=== Data excerpts ===
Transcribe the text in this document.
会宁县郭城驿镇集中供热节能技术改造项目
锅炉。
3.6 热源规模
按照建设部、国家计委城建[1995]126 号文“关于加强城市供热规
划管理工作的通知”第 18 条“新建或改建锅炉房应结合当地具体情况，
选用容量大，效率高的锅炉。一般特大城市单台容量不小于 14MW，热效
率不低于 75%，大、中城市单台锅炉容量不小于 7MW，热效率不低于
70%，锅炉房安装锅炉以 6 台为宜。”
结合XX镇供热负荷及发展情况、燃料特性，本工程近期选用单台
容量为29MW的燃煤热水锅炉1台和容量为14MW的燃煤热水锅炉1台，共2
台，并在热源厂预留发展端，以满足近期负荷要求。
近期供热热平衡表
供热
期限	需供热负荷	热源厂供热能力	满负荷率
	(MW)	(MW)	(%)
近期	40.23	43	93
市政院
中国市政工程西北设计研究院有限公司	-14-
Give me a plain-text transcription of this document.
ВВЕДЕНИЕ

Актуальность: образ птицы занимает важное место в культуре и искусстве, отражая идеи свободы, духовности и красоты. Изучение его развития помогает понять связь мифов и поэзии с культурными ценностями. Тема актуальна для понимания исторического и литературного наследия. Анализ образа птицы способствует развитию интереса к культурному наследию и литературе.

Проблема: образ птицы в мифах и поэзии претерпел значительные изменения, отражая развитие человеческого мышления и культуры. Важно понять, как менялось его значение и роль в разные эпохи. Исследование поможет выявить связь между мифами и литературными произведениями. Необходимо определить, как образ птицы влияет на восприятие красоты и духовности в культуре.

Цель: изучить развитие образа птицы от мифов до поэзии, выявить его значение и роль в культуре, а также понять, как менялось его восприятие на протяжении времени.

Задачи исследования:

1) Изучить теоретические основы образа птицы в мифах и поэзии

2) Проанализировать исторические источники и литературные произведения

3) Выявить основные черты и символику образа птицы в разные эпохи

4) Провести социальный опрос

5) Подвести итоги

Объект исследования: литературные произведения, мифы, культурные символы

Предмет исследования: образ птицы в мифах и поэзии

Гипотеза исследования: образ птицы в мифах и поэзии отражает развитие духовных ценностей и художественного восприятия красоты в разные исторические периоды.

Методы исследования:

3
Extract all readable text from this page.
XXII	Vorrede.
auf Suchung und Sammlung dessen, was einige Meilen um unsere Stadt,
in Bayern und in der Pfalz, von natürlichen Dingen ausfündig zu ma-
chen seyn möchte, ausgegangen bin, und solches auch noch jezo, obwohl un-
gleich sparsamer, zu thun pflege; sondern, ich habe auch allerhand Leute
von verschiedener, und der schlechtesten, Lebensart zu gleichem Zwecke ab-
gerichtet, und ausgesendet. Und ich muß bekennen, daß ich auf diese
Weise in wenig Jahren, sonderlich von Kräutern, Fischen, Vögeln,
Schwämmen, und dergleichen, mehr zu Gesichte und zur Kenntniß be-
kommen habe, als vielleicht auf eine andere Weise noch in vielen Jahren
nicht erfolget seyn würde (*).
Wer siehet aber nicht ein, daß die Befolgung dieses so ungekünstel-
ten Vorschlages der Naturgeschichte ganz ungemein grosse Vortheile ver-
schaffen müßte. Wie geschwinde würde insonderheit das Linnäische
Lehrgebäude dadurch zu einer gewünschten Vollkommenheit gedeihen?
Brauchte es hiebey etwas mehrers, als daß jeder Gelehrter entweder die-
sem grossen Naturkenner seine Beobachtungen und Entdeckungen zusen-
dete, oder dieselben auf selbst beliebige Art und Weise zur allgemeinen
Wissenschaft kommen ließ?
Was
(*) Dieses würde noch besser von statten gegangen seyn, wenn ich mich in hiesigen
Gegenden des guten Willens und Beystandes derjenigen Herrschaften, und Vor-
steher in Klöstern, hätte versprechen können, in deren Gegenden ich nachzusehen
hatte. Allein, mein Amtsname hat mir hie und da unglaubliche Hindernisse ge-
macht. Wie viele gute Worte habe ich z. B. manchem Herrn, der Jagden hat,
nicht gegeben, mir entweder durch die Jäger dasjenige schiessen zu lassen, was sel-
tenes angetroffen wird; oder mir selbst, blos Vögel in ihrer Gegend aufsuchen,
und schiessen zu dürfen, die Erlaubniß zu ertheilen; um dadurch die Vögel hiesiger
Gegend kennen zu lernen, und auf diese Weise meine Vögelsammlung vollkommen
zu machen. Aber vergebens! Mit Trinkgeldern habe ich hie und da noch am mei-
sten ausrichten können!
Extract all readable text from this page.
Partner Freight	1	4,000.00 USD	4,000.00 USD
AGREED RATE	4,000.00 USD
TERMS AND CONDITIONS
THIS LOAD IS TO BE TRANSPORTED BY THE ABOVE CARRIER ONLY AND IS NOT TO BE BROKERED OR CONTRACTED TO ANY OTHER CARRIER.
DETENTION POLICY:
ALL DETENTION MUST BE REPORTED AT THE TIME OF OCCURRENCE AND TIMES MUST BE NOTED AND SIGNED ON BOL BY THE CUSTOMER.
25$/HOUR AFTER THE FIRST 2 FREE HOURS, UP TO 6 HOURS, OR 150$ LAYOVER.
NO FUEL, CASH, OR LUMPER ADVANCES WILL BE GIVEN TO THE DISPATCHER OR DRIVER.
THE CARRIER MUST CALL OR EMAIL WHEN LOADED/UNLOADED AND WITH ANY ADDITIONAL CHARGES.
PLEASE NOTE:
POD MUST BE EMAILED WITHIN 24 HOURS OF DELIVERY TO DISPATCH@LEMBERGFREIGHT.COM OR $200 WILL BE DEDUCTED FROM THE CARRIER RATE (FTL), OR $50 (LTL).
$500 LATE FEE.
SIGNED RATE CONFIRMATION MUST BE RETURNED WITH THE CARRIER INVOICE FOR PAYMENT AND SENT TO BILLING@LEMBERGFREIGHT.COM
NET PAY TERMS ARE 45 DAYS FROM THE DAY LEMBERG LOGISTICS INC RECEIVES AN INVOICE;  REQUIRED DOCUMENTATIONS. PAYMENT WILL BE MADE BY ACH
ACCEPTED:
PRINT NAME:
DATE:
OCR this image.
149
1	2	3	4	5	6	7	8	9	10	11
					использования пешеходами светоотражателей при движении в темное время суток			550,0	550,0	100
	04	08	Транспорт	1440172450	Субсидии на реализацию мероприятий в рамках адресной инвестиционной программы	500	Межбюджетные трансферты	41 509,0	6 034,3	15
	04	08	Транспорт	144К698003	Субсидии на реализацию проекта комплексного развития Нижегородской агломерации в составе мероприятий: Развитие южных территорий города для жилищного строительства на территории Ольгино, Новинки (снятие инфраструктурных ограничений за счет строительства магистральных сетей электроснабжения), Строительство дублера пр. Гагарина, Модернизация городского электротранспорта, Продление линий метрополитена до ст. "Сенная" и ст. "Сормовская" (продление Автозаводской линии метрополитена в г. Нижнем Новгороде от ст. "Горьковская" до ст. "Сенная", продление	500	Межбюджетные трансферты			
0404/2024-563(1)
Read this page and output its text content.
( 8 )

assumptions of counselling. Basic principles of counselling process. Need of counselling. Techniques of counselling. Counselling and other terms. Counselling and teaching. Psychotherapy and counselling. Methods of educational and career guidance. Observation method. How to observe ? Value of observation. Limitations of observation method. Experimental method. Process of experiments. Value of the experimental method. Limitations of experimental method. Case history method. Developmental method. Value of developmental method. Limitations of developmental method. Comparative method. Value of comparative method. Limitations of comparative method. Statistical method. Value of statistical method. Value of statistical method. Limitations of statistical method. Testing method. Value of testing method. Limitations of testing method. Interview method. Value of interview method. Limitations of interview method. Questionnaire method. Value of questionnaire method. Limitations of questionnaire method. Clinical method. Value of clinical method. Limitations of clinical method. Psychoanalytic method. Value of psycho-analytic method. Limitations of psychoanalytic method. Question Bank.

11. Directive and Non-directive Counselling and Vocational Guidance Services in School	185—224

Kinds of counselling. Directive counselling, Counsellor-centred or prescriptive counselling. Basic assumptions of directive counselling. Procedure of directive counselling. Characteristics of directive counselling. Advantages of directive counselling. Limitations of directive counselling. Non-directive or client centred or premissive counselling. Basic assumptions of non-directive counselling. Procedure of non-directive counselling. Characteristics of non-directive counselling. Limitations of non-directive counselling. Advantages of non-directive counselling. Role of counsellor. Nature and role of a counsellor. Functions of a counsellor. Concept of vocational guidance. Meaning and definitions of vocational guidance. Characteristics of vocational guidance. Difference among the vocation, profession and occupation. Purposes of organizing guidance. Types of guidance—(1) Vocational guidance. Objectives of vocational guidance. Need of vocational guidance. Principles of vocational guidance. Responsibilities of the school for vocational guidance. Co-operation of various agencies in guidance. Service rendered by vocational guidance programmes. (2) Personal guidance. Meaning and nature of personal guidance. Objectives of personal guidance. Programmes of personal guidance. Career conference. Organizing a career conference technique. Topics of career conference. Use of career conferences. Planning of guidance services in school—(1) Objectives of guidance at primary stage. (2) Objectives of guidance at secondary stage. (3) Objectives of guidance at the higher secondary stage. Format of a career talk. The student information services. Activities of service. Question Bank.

=== Short exercise ===
Where a line in the material contains "würde", copy that line.

=== Reply to the task ===
nicht erfolget seyn würde (*).
schaffen müßte. Wie geschwinde würde insonderheit das Linnäische
(*) Dieses würde noch besser von statten gegangen seyn, wenn ich mich in hiesigen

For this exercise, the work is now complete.